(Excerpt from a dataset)
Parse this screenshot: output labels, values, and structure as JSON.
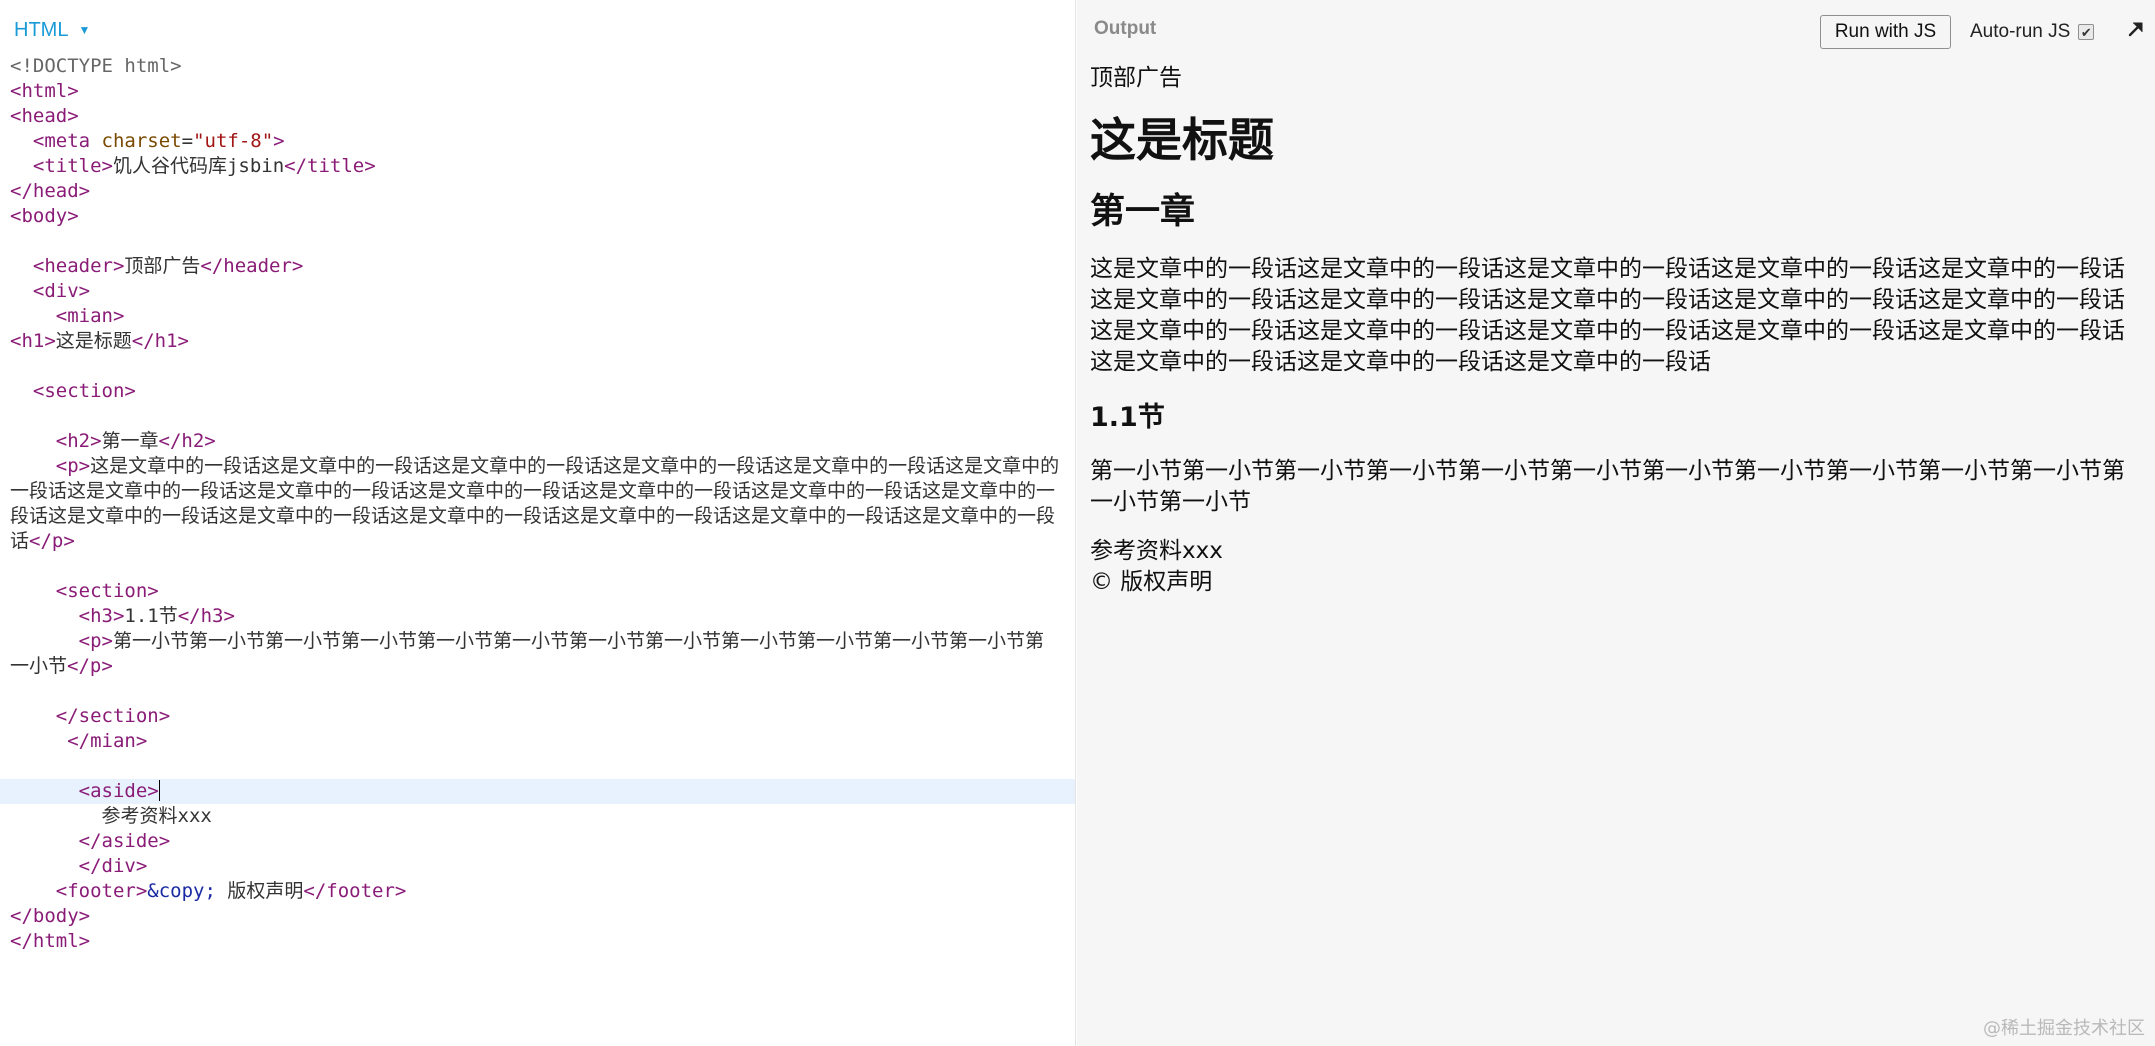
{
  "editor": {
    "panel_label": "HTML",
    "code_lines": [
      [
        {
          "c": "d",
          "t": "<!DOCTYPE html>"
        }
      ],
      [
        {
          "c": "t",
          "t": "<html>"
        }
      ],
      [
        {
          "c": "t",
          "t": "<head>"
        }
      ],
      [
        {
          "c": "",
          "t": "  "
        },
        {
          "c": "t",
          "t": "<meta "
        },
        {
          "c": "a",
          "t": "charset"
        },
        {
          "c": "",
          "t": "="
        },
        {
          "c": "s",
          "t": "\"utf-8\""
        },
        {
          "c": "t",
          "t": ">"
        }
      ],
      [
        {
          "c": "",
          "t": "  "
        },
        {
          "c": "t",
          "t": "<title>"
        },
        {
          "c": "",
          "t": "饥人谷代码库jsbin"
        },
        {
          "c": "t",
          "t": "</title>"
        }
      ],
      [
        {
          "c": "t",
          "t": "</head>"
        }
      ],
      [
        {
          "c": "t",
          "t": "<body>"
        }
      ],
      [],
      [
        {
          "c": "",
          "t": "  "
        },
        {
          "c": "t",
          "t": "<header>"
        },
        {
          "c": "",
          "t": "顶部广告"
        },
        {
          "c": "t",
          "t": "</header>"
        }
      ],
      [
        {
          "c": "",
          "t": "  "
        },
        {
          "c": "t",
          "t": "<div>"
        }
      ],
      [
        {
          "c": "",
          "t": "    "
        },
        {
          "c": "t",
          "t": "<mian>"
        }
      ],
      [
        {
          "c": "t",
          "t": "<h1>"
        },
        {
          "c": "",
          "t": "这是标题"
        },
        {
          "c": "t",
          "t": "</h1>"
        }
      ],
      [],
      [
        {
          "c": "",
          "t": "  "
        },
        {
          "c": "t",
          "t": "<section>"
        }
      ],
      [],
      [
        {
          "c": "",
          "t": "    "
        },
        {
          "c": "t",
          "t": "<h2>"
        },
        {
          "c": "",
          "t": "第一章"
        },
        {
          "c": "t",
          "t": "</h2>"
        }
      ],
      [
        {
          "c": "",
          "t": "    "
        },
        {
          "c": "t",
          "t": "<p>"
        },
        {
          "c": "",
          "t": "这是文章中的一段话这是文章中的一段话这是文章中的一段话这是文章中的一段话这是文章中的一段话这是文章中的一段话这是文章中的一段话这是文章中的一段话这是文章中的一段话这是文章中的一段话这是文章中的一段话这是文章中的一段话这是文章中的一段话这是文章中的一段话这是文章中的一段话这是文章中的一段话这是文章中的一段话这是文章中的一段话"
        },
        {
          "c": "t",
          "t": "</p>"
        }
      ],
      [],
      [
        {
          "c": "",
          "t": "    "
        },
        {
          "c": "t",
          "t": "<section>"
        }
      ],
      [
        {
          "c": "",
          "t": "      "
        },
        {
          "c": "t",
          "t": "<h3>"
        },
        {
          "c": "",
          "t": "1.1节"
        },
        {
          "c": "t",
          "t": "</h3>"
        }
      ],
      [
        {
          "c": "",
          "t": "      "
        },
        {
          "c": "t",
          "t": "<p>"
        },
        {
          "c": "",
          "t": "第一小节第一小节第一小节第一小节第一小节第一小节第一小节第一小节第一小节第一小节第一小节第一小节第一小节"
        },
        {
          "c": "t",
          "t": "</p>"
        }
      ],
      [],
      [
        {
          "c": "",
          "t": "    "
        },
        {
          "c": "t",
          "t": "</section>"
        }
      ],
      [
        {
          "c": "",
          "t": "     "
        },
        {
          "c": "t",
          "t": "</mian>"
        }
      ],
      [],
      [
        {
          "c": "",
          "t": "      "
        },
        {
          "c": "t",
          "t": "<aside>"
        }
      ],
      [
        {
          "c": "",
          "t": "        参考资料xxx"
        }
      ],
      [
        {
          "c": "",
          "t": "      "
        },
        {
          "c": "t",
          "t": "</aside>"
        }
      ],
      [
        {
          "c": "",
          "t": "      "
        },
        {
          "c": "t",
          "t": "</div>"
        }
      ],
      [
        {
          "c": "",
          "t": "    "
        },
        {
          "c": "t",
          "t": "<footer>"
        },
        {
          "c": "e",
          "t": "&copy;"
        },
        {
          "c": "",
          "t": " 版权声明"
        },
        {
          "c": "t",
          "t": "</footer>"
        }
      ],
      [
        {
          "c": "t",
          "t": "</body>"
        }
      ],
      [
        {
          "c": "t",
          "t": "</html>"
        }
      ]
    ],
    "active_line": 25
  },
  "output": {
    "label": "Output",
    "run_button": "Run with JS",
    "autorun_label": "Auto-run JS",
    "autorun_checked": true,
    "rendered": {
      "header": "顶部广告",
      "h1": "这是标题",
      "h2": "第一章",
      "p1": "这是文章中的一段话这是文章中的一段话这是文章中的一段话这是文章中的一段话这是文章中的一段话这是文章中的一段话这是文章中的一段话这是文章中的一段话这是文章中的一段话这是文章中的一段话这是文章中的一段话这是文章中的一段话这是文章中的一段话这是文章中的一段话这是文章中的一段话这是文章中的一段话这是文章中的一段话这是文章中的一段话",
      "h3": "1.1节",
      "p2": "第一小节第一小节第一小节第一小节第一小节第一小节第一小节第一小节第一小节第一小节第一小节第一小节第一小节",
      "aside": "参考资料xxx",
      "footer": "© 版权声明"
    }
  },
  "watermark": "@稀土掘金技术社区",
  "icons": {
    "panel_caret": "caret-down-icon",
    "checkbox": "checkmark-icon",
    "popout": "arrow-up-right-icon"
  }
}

**EXERCISE**: Copy every line in the records above that contains the word "这是文章中的一段话这是文章中的一段话这是文章中的一段话这是文章中的一段话这是文章中的一段话这是文章中的一段话这是文章中的一段话这是文章中的一段话这是文章中的一段话这是文章中的一段话这是文章中的一段话这是文章中的一段话这是文章中的一段话这是文章中的一段话这是文章中的一段话这是文章中的一段话这是文章中的一段话这是文章中的一段话".

**RESPONSE**:
          "t": "这是文章中的一段话这是文章中的一段话这是文章中的一段话这是文章中的一段话这是文章中的一段话这是文章中的一段话这是文章中的一段话这是文章中的一段话这是文章中的一段话这是文章中的一段话这是文章中的一段话这是文章中的一段话这是文章中的一段话这是文章中的一段话这是文章中的一段话这是文章中的一段话这是文章中的一段话这是文章中的一段话"
      "p1": "这是文章中的一段话这是文章中的一段话这是文章中的一段话这是文章中的一段话这是文章中的一段话这是文章中的一段话这是文章中的一段话这是文章中的一段话这是文章中的一段话这是文章中的一段话这是文章中的一段话这是文章中的一段话这是文章中的一段话这是文章中的一段话这是文章中的一段话这是文章中的一段话这是文章中的一段话这是文章中的一段话",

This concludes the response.